Stated task:
For this exercise, copy out each line of the material below that includes "Пенчиков".

===============

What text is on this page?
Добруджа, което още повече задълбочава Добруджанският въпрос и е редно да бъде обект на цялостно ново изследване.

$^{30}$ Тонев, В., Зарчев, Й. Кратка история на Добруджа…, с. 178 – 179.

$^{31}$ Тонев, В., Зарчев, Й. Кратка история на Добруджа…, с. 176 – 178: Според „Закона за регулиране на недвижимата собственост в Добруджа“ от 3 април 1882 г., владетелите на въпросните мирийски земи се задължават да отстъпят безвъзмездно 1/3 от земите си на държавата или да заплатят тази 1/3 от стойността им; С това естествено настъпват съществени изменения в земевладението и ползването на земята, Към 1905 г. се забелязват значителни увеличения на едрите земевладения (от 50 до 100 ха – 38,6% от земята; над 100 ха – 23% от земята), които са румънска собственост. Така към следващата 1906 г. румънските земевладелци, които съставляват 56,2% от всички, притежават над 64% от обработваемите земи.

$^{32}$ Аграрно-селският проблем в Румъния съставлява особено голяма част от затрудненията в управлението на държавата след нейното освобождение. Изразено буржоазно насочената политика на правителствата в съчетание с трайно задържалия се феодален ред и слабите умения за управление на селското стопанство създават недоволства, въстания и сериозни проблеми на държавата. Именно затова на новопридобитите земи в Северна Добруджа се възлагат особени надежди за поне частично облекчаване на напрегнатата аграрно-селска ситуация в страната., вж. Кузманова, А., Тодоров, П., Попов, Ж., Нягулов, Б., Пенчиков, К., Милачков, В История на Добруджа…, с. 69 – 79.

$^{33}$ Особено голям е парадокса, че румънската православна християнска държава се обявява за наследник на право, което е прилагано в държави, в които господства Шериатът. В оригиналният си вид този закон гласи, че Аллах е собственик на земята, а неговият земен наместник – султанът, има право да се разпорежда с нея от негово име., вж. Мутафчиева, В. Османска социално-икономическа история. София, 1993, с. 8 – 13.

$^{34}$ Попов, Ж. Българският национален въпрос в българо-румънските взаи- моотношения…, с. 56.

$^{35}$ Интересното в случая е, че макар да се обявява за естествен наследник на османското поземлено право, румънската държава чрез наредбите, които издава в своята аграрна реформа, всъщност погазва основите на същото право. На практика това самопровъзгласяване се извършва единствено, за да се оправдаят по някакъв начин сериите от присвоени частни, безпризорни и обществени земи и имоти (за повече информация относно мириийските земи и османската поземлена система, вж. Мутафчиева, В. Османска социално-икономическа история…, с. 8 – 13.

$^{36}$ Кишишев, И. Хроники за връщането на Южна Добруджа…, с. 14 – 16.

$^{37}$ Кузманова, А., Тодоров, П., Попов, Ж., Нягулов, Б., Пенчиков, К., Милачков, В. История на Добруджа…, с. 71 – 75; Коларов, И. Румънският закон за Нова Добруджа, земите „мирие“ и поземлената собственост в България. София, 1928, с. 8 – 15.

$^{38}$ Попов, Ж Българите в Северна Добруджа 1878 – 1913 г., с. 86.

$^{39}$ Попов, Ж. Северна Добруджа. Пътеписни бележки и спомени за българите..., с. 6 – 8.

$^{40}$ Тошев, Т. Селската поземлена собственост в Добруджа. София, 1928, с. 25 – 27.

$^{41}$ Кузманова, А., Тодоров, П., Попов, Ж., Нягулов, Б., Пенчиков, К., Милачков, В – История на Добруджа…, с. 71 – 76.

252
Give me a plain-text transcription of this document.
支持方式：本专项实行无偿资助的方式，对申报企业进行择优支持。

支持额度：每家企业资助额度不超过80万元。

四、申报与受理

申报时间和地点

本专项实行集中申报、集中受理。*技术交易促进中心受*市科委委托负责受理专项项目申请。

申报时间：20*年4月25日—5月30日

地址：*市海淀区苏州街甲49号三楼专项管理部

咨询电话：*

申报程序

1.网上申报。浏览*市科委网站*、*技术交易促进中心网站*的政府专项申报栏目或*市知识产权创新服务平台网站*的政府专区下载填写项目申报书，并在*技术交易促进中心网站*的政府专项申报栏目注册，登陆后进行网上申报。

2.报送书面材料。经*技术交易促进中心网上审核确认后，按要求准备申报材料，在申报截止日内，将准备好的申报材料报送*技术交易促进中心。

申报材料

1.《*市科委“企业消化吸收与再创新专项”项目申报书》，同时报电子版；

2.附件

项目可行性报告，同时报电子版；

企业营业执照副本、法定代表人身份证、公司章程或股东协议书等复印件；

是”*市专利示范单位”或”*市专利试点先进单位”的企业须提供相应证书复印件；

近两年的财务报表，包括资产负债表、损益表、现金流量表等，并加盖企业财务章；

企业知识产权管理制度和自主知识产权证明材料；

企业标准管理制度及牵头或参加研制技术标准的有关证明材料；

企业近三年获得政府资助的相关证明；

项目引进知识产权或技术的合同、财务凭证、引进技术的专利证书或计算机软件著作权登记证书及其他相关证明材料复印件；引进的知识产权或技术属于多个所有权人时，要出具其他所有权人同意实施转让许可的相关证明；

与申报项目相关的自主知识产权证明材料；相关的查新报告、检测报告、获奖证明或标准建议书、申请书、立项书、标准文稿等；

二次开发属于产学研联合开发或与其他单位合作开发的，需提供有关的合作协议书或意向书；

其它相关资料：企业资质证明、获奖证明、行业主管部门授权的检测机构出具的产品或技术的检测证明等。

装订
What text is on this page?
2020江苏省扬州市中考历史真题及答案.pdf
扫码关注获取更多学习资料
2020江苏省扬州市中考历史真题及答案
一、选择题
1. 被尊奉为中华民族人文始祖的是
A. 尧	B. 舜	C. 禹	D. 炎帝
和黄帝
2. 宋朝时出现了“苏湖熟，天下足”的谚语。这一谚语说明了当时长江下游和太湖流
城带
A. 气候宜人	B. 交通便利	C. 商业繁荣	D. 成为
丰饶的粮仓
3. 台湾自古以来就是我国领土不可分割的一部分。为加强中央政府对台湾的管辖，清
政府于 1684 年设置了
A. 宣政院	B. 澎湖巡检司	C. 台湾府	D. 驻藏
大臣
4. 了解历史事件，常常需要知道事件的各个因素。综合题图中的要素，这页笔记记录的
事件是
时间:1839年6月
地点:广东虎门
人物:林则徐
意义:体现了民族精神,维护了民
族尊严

===============

Worked answer:
$^{32}$ Аграрно-селският проблем в Румъния съставлява особено голяма част от затрудненията в управлението на държавата след нейното освобождение. Изразено буржоазно насочената политика на правителствата в съчетание с трайно задържалия се феодален ред и слабите умения за управление на селското стопанство създават недоволства, въстания и сериозни проблеми на държавата. Именно затова на новопридобитите земи в Северна Добруджа се възлагат особени надежди за поне частично облекчаване на напрегнатата аграрно-селска ситуация в страната., вж. Кузманова, А., Тодоров, П., Попов, Ж., Нягулов, Б., Пенчиков, К., Милачков, В История на Добруджа…, с. 69 – 79.
$^{37}$ Кузманова, А., Тодоров, П., Попов, Ж., Нягулов, Б., Пенчиков, К., Милачков, В. История на Добруджа…, с. 71 – 75; Коларов, И. Румънският закон за Нова Добруджа, земите „мирие“ и поземлената собственост в България. София, 1928, с. 8 – 15.
$^{41}$ Кузманова, А., Тодоров, П., Попов, Ж., Нягулов, Б., Пенчиков, К., Милачков, В – История на Добруджа…, с. 71 – 76.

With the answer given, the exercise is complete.